REQUEST:
Your answer is a single number: how many lines hold the word "excluded"?

THE DATA:
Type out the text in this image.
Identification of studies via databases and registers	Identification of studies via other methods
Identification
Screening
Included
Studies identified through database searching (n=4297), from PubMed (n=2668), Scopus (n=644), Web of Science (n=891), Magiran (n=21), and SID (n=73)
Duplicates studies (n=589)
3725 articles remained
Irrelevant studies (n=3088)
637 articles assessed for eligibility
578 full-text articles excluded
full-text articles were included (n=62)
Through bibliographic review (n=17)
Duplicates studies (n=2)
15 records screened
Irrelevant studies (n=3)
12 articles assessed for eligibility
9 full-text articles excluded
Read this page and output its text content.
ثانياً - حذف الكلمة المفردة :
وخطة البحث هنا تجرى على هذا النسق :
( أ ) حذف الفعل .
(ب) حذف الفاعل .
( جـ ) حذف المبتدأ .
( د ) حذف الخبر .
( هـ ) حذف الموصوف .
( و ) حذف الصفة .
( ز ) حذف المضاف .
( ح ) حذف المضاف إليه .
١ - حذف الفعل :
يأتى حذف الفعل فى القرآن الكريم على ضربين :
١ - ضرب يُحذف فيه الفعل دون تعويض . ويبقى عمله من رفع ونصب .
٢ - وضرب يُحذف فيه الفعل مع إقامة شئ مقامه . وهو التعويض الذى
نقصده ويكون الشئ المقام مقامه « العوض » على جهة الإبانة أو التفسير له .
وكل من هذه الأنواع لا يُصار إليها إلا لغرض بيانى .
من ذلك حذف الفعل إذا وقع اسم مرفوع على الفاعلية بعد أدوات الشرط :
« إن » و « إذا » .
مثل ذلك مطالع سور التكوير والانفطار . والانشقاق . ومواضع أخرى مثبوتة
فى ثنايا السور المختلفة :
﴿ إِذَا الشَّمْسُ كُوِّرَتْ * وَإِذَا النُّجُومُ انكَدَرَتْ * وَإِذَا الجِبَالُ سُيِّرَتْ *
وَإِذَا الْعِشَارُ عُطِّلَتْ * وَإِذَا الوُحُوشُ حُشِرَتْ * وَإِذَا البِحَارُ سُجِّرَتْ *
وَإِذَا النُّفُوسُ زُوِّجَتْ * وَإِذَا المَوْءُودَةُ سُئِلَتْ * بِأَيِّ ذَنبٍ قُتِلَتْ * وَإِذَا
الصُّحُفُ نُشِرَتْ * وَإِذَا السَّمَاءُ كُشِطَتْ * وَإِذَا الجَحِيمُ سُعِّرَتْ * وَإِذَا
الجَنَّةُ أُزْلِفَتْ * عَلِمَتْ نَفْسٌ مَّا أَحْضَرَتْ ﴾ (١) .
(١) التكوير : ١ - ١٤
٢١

TASK ANSWER:
2